— begin PROVIDED RECORDS —
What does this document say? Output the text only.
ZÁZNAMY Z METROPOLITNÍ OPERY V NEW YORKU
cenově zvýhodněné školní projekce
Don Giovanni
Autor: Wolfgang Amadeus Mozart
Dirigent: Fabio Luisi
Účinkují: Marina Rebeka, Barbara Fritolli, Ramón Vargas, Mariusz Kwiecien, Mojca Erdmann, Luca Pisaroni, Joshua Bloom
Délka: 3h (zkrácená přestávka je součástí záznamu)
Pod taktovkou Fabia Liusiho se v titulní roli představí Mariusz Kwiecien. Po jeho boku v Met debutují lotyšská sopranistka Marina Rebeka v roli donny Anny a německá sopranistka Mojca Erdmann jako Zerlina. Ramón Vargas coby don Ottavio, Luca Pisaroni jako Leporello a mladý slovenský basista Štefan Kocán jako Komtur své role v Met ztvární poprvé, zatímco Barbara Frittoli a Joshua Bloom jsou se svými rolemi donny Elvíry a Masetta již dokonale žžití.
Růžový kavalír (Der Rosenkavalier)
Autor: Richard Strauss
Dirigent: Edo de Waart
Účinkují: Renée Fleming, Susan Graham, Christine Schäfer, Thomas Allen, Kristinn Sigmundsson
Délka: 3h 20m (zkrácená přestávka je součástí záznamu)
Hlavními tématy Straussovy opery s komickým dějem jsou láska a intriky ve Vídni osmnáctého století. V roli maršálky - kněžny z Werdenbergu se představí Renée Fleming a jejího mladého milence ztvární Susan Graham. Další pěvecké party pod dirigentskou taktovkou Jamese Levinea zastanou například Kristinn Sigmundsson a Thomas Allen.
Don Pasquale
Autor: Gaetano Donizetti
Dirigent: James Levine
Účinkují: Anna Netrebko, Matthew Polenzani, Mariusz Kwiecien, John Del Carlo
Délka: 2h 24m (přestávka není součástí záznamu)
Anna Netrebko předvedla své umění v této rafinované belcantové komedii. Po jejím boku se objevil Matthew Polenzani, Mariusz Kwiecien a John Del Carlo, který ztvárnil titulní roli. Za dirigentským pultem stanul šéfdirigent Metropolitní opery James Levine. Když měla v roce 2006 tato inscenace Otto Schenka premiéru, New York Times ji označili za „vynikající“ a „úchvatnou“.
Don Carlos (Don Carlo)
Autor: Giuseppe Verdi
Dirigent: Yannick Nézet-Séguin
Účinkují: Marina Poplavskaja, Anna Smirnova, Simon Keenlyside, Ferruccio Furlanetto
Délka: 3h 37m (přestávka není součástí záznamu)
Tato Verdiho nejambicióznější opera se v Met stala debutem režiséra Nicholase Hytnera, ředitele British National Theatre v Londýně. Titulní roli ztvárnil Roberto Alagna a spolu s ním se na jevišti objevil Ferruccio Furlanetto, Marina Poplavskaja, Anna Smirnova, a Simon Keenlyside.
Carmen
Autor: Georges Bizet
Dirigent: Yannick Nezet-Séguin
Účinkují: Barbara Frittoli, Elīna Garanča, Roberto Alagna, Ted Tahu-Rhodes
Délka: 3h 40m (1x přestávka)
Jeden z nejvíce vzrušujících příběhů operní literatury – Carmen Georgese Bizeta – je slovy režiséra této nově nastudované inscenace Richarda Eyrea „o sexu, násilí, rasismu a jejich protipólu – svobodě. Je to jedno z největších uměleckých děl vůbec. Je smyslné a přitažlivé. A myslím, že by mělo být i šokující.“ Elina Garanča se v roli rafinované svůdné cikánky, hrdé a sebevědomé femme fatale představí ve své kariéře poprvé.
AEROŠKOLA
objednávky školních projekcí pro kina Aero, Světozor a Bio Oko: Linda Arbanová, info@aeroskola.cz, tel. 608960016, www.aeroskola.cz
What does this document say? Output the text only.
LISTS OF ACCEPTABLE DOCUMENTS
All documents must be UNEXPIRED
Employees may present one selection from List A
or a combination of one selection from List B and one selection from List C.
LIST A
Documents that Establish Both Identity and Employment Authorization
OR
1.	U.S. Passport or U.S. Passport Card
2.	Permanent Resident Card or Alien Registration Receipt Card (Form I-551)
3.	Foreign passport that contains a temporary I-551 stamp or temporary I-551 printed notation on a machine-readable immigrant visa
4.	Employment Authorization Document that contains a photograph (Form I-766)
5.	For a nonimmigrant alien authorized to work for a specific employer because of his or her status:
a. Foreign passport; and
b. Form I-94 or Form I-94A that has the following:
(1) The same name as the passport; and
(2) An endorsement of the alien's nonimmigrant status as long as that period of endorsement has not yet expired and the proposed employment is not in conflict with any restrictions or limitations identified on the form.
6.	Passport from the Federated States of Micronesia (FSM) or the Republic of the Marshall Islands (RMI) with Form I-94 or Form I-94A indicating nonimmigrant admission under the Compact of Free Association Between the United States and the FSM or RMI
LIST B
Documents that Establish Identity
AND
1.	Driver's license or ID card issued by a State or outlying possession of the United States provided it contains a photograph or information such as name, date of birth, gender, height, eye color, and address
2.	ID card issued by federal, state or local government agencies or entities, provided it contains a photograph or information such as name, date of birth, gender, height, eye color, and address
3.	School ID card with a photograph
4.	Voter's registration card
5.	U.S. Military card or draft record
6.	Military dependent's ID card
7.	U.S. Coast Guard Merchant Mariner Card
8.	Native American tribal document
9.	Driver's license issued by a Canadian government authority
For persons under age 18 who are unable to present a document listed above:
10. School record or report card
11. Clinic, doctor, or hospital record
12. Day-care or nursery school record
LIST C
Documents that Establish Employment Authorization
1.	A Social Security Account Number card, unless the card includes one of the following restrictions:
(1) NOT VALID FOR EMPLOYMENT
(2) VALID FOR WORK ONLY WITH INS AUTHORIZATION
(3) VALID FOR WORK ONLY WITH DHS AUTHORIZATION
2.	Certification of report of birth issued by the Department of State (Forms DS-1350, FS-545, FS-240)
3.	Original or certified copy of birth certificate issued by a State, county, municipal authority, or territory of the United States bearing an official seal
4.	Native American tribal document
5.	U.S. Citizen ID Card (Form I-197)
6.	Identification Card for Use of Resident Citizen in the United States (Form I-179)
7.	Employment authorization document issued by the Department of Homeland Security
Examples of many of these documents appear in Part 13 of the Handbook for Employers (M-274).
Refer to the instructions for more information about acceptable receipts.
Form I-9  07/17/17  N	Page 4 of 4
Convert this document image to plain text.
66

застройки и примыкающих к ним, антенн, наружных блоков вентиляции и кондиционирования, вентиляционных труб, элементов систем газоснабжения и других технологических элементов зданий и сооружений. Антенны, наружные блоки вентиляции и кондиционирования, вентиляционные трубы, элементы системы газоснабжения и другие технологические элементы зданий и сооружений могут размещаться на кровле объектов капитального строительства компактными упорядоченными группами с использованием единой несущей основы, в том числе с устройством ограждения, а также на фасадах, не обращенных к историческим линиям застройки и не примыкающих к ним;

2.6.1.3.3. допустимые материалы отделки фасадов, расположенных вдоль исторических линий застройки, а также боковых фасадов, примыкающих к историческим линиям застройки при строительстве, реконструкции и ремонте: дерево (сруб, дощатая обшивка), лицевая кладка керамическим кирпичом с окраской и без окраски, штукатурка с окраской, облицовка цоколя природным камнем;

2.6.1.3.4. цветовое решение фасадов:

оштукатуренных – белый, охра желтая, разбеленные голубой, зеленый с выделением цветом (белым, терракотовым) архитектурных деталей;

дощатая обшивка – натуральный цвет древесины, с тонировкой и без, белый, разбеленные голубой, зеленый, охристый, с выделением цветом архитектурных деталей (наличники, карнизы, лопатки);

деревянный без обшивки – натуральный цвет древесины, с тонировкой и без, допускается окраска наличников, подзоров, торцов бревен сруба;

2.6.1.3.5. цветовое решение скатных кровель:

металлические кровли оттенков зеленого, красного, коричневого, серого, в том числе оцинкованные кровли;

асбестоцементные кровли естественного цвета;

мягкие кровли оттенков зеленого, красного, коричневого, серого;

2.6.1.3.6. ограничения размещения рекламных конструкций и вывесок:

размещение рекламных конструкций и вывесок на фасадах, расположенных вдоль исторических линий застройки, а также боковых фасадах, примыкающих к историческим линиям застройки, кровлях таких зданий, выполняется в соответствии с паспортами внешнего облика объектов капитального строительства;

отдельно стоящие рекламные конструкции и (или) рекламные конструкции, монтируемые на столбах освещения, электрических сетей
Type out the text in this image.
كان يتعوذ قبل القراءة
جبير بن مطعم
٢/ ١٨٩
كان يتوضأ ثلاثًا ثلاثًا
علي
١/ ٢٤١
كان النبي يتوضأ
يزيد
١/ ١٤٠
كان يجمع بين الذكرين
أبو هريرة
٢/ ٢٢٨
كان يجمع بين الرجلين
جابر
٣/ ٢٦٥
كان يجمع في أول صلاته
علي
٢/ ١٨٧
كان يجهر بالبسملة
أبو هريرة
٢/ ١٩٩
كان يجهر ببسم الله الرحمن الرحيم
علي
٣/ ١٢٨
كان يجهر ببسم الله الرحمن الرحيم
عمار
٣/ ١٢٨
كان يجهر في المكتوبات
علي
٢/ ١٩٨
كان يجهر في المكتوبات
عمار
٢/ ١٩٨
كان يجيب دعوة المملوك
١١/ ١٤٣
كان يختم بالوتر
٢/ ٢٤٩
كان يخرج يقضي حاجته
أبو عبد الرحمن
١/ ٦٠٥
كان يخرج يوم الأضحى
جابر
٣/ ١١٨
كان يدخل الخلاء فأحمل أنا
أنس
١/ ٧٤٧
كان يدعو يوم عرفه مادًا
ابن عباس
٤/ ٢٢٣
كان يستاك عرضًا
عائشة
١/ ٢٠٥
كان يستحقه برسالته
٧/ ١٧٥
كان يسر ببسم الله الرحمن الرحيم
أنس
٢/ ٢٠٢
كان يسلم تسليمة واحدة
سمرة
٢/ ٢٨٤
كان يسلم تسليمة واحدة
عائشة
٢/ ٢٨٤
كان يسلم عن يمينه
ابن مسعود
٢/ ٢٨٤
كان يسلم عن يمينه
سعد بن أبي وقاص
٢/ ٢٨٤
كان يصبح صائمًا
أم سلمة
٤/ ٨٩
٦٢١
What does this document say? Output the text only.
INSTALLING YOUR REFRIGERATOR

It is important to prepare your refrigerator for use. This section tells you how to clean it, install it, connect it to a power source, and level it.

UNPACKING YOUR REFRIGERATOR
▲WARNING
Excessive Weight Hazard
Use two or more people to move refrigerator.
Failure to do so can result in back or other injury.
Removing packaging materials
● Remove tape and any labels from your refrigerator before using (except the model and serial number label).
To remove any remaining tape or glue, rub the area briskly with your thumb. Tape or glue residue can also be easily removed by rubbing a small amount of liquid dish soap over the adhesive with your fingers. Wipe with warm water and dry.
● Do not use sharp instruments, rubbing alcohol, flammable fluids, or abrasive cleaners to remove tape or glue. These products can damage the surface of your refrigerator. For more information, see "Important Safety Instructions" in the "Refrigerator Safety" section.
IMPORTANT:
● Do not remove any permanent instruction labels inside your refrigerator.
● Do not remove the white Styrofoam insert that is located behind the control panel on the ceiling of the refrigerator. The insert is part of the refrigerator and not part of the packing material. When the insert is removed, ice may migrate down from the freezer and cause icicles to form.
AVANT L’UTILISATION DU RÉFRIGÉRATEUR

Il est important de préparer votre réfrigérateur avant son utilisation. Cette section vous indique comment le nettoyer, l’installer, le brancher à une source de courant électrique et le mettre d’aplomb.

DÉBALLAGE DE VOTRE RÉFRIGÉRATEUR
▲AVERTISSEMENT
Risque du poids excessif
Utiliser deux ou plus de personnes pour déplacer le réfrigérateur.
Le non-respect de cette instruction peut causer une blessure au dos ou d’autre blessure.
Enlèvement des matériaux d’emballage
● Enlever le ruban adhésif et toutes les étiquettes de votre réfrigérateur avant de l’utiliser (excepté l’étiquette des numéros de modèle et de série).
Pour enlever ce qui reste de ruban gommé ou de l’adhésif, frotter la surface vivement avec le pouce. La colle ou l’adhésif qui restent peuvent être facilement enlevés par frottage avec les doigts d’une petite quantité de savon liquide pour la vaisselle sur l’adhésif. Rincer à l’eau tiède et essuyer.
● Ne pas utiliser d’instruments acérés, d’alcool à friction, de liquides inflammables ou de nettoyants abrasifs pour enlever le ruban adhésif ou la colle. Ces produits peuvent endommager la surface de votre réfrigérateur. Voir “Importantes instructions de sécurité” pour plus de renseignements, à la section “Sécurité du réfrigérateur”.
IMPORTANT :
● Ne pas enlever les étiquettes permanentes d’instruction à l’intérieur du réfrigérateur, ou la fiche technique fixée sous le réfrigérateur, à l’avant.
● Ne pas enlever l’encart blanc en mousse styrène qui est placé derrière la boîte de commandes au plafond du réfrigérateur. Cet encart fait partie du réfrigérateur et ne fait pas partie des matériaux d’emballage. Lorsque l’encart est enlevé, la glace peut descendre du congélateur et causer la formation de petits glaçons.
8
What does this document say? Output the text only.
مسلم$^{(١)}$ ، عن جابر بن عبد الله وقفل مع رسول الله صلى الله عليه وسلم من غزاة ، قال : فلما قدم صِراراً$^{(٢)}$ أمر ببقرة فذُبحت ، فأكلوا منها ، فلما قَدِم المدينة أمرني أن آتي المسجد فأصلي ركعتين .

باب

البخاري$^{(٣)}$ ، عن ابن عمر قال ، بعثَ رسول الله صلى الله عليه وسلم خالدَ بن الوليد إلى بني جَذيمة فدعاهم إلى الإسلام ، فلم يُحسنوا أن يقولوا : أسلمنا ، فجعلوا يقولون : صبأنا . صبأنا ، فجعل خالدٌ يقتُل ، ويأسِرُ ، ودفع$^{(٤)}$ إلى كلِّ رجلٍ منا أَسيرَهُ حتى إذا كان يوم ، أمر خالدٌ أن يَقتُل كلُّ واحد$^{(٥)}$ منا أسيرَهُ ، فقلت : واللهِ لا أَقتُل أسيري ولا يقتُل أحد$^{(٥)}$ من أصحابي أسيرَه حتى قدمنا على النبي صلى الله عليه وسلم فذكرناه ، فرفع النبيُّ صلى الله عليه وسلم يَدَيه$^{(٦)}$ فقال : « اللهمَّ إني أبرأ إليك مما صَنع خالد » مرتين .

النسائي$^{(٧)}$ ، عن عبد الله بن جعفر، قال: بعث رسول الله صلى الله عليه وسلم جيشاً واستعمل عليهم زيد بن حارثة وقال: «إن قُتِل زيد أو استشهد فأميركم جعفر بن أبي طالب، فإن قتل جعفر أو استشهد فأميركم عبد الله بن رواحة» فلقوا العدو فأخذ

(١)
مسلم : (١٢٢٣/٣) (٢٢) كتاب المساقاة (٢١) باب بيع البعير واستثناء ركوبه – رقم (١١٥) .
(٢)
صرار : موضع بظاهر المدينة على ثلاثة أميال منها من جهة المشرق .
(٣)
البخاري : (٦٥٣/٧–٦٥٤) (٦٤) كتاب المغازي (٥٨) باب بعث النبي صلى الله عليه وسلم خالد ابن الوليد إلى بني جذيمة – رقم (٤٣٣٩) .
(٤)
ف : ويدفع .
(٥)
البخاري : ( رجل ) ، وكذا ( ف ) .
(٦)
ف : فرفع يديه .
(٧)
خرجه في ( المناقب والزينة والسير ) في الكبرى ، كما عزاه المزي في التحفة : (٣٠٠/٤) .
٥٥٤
— end PROVIDED RECORDS —
> DIRECTION
Among the lines of the material, find those that hold the word "исторических" and copy them.

> SOLUTION TO THIS TASK
2.6.1.3.3. допустимые материалы отделки фасадов, расположенных вдоль исторических линий застройки, а также боковых фасадов, примыкающих к историческим линиям застройки при строительстве, реконструкции и ремонте: дерево (сруб, дощатая обшивка), лицевая кладка керамическим кирпичом с окраской и без окраски, штукатурка с окраской, облицовка цоколя природным камнем;
размещение рекламных конструкций и вывесок на фасадах, расположенных вдоль исторических линий застройки, а также боковых фасадах, примыкающих к историческим линиям застройки, кровлях таких зданий, выполняется в соответствии с паспортами внешнего облика объектов капитального строительства;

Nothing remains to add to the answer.